▶ Brief: Below are records to be output exactly, every one of them.

— Begin Given records —

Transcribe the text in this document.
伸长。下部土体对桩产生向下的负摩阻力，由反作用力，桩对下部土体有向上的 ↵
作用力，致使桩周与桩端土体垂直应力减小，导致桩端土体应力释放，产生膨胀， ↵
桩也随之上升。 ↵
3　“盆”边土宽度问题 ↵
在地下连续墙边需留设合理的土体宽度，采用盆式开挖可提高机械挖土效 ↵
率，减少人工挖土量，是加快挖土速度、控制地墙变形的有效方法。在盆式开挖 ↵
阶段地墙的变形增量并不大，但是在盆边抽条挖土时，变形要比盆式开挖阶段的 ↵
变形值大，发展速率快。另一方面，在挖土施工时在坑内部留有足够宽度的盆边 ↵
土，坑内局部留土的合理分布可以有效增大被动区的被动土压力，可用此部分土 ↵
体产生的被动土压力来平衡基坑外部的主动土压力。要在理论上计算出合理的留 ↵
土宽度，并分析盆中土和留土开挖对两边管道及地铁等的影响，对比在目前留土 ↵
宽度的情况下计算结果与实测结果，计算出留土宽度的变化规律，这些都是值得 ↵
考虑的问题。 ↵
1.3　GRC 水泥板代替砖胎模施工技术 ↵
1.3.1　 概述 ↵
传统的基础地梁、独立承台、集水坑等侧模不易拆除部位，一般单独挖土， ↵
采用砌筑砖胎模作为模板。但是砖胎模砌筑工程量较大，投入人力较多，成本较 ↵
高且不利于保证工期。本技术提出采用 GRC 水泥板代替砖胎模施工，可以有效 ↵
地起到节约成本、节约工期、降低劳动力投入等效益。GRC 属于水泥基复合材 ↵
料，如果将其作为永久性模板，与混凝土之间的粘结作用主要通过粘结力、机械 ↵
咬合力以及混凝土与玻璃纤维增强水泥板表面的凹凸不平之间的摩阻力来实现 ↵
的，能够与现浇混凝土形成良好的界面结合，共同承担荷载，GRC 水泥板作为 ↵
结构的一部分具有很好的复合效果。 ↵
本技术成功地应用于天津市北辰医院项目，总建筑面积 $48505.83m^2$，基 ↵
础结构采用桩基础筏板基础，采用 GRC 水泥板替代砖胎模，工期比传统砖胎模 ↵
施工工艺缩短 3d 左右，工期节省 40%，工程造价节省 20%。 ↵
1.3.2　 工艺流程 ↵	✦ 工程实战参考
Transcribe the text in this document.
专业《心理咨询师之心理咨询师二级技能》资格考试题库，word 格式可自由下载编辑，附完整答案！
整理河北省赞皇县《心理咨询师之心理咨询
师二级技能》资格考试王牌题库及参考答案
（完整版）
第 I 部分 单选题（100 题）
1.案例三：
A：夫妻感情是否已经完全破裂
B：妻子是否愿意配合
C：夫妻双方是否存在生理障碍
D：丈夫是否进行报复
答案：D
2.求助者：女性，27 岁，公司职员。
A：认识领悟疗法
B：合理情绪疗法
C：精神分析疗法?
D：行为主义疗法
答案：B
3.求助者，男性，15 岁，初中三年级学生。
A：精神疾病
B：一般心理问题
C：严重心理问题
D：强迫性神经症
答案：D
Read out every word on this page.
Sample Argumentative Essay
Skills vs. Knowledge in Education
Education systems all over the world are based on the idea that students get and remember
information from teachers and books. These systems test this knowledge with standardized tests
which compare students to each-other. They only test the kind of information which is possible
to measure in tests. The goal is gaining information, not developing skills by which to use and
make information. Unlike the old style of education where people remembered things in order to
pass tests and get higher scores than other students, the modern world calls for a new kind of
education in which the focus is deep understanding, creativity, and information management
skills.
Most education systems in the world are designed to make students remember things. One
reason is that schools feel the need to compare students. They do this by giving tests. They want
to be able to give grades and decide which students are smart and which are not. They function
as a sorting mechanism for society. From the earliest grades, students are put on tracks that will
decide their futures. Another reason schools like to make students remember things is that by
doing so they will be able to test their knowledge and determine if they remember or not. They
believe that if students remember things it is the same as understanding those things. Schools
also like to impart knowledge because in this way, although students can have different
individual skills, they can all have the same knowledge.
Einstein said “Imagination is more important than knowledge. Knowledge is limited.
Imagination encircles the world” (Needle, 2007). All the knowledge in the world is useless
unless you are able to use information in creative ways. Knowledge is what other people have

— End Given records —

▶ Correct output:
Transcribe the text in this document.
伸长。下部土体对桩产生向下的负摩阻力，由反作用力，桩对下部土体有向上的 ↵
作用力，致使桩周与桩端土体垂直应力减小，导致桩端土体应力释放，产生膨胀， ↵
桩也随之上升。 ↵
3　“盆”边土宽度问题 ↵
在地下连续墙边需留设合理的土体宽度，采用盆式开挖可提高机械挖土效 ↵
率，减少人工挖土量，是加快挖土速度、控制地墙变形的有效方法。在盆式开挖 ↵
阶段地墙的变形增量并不大，但是在盆边抽条挖土时，变形要比盆式开挖阶段的 ↵
变形值大，发展速率快。另一方面，在挖土施工时在坑内部留有足够宽度的盆边 ↵
土，坑内局部留土的合理分布可以有效增大被动区的被动土压力，可用此部分土 ↵
体产生的被动土压力来平衡基坑外部的主动土压力。要在理论上计算出合理的留 ↵
土宽度，并分析盆中土和留土开挖对两边管道及地铁等的影响，对比在目前留土 ↵
宽度的情况下计算结果与实测结果，计算出留土宽度的变化规律，这些都是值得 ↵
考虑的问题。 ↵
1.3　GRC 水泥板代替砖胎模施工技术 ↵
1.3.1　 概述 ↵
传统的基础地梁、独立承台、集水坑等侧模不易拆除部位，一般单独挖土， ↵
采用砌筑砖胎模作为模板。但是砖胎模砌筑工程量较大，投入人力较多，成本较 ↵
高且不利于保证工期。本技术提出采用 GRC 水泥板代替砖胎模施工，可以有效 ↵
地起到节约成本、节约工期、降低劳动力投入等效益。GRC 属于水泥基复合材 ↵
料，如果将其作为永久性模板，与混凝土之间的粘结作用主要通过粘结力、机械 ↵
咬合力以及混凝土与玻璃纤维增强水泥板表面的凹凸不平之间的摩阻力来实现 ↵
的，能够与现浇混凝土形成良好的界面结合，共同承担荷载，GRC 水泥板作为 ↵
结构的一部分具有很好的复合效果。 ↵
本技术成功地应用于天津市北辰医院项目，总建筑面积 $48505.83m^2$，基 ↵
础结构采用桩基础筏板基础，采用 GRC 水泥板替代砖胎模，工期比传统砖胎模 ↵
施工工艺缩短 3d 左右，工期节省 40%，工程造价节省 20%。 ↵
1.3.2　 工艺流程 ↵	✦ 工程实战参考
Transcribe the text in this document.
专业《心理咨询师之心理咨询师二级技能》资格考试题库，word 格式可自由下载编辑，附完整答案！
整理河北省赞皇县《心理咨询师之心理咨询
师二级技能》资格考试王牌题库及参考答案
（完整版）
第 I 部分 单选题（100 题）
1.案例三：
A：夫妻感情是否已经完全破裂
B：妻子是否愿意配合
C：夫妻双方是否存在生理障碍
D：丈夫是否进行报复
答案：D
2.求助者：女性，27 岁，公司职员。
A：认识领悟疗法
B：合理情绪疗法
C：精神分析疗法?
D：行为主义疗法
答案：B
3.求助者，男性，15 岁，初中三年级学生。
A：精神疾病
B：一般心理问题
C：严重心理问题
D：强迫性神经症
答案：D
Read out every word on this page.
Sample Argumentative Essay
Skills vs. Knowledge in Education
Education systems all over the world are based on the idea that students get and remember
information from teachers and books. These systems test this knowledge with standardized tests
which compare students to each-other. They only test the kind of information which is possible
to measure in tests. The goal is gaining information, not developing skills by which to use and
make information. Unlike the old style of education where people remembered things in order to
pass tests and get higher scores than other students, the modern world calls for a new kind of
education in which the focus is deep understanding, creativity, and information management
skills.
Most education systems in the world are designed to make students remember things. One
reason is that schools feel the need to compare students. They do this by giving tests. They want
to be able to give grades and decide which students are smart and which are not. They function
as a sorting mechanism for society. From the earliest grades, students are put on tracks that will
decide their futures. Another reason schools like to make students remember things is that by
doing so they will be able to test their knowledge and determine if they remember or not. They
believe that if students remember things it is the same as understanding those things. Schools
also like to impart knowledge because in this way, although students can have different
individual skills, they can all have the same knowledge.
Einstein said “Imagination is more important than knowledge. Knowledge is limited.
Imagination encircles the world” (Needle, 2007). All the knowledge in the world is useless
unless you are able to use information in creative ways. Knowledge is what other people have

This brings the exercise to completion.